Fr. Roger J. Landry
Putting into the Deep
August 28, 2015
We come to the penultimate article in this 32-part series on the Plan of Life. Next week I’ll give a synthesis of what we’ve looked at over the course of the past eight months, but today I want to focus on what should be both a fruit of living all parts of the Plan of Life as well as a specific component in its own right of any Christian game-plan toward holiness: Christian joy and cheerfulness.
Christian joy is, first, a gift and consequence of living a Plan of Life well. The Plan of Life is meant to facilitate a continual encounter with God through prayer, the Sacraments and charity, from the time of the Heroic Moment and Morning Offering at the beginning of the day to our General Examination at day’s end. And when we maintain a vivid awareness of the presence of God accompanying us, loving us, and strengthening us, it’s hard not to be joyful.
But at the same time, we have to work at being joyful. Joy is a fruit of various good habits, which are themselves the consequence of repeated good thoughts and deeds.
If we regularly ponder the reality that God madly loves us, abides within us when we’re in the state of grace, providentially cares for us better than the greatest earthly father cares for his children, seeks to draw good even out of the evil we suffer or do, and always listens to us always in prayer, we will radiate a cheerfulness whether it’s sunny or raining, whether we’re experiencing worldly successes or struggles.
On the other hand, if we wallow in self-pity, give into complaining, nurse our envies, indulge our worries, or begin to live as if we can find lasting happiness in anyone or anything other than God, we will never be satisfied and, although we may experience ephemeral pleasures, we’ll never really be happy.
That’s why, in addition to Christian joy, which is fundamentally a gift of God beyond our direct control (Gal 5:22), it’s good to talk about Christian cheerfulness, which is a general approach to life that consciously focuses on how life is fundamentally good and how our blessings always far outnumber our difficulties.

AVAILABLE DATA:
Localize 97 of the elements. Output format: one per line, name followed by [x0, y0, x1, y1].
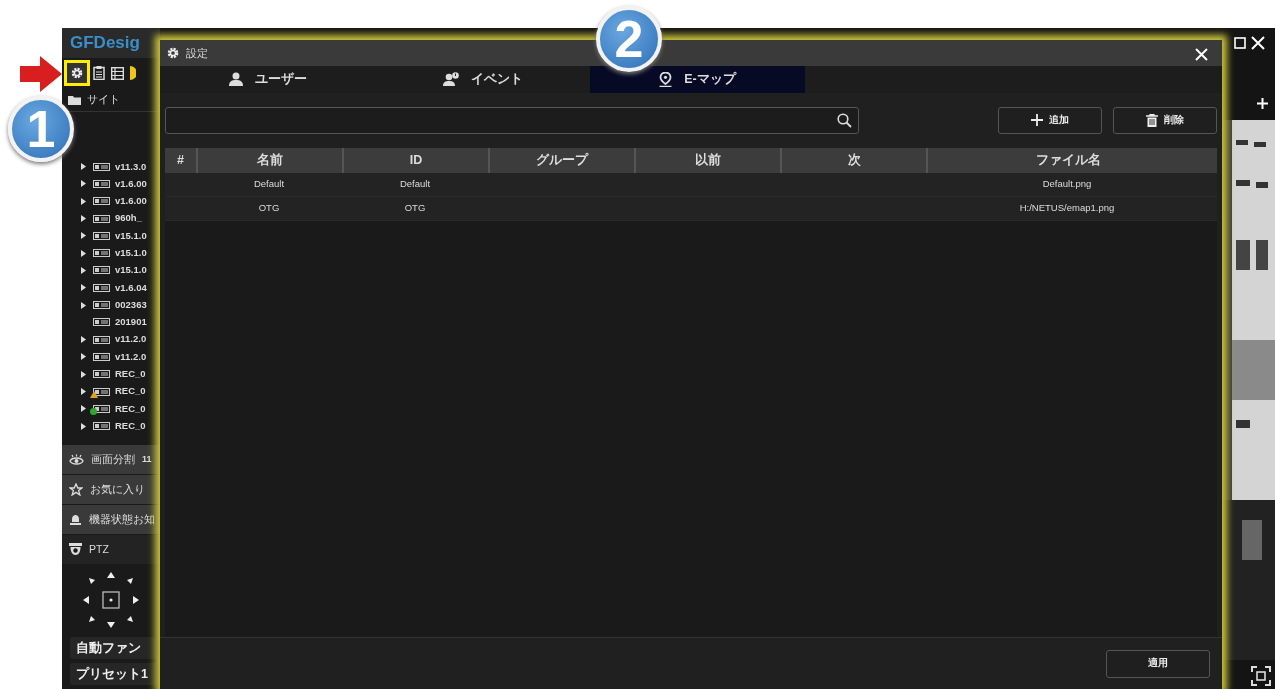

TASK GOAL:
Answer these questions using the column on Christian joy:
1. How many parts make up the series on the Plan of Life?
2. Along with the Morning Offering, what practice is named at the beginning of the day?
3. What Bible reference is cited for joy as a gift of God?
The listing has no connection to the column on Christian joy.

ANSWER TO THE TASK:
1. 32
2. The Heroic Moment
3. Gal 5:22